§ PROBLEM TO SOLVE
Every entry below should be repeated exactly; the pictures should not.

(Records from a data collection)

------------

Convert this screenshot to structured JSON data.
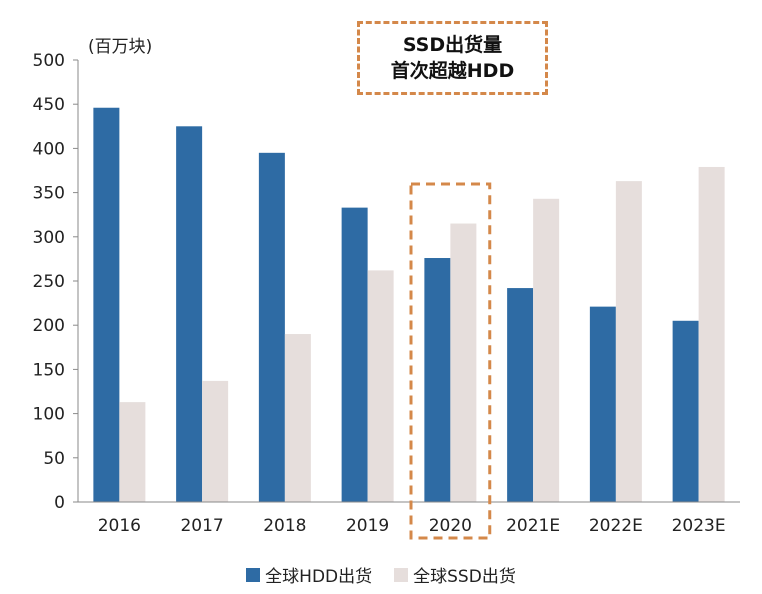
{
  "chart_data": {
    "type": "bar",
    "unit_label": "(百万块)",
    "categories": [
      "2016",
      "2017",
      "2018",
      "2019",
      "2020",
      "2021E",
      "2022E",
      "2023E"
    ],
    "series": [
      {
        "name": "全球HDD出货",
        "color": "#2E6BA4",
        "values": [
          446,
          425,
          395,
          333,
          276,
          242,
          221,
          205
        ]
      },
      {
        "name": "全球SSD出货",
        "color": "#E6DEDC",
        "values": [
          113,
          137,
          190,
          262,
          315,
          343,
          363,
          379
        ]
      }
    ],
    "ylim": [
      0,
      500
    ],
    "yticks": [
      0,
      50,
      100,
      150,
      200,
      250,
      300,
      350,
      400,
      450,
      500
    ],
    "highlight_category": "2020",
    "highlight_color": "#D4884A",
    "annotation": {
      "lines": [
        "SSD出货量",
        "首次超越HDD"
      ]
    },
    "legend_position": "bottom",
    "grid": false
  }
}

------------

§ EXERCISE RESULT
Convert this screenshot to structured JSON data.
{
  "chart_data": {
    "type": "bar",
    "unit_label": "(百万块)",
    "categories": [
      "2016",
      "2017",
      "2018",
      "2019",
      "2020",
      "2021E",
      "2022E",
      "2023E"
    ],
    "series": [
      {
        "name": "全球HDD出货",
        "color": "#2E6BA4",
        "values": [
          446,
          425,
          395,
          333,
          276,
          242,
          221,
          205
        ]
      },
      {
        "name": "全球SSD出货",
        "color": "#E6DEDC",
        "values": [
          113,
          137,
          190,
          262,
          315,
          343,
          363,
          379
        ]
      }
    ],
    "ylim": [
      0,
      500
    ],
    "yticks": [
      0,
      50,
      100,
      150,
      200,
      250,
      300,
      350,
      400,
      450,
      500
    ],
    "highlight_category": "2020",
    "highlight_color": "#D4884A",
    "annotation": {
      "lines": [
        "SSD出货量",
        "首次超越HDD"
      ]
    },
    "legend_position": "bottom",
    "grid": false
  }
}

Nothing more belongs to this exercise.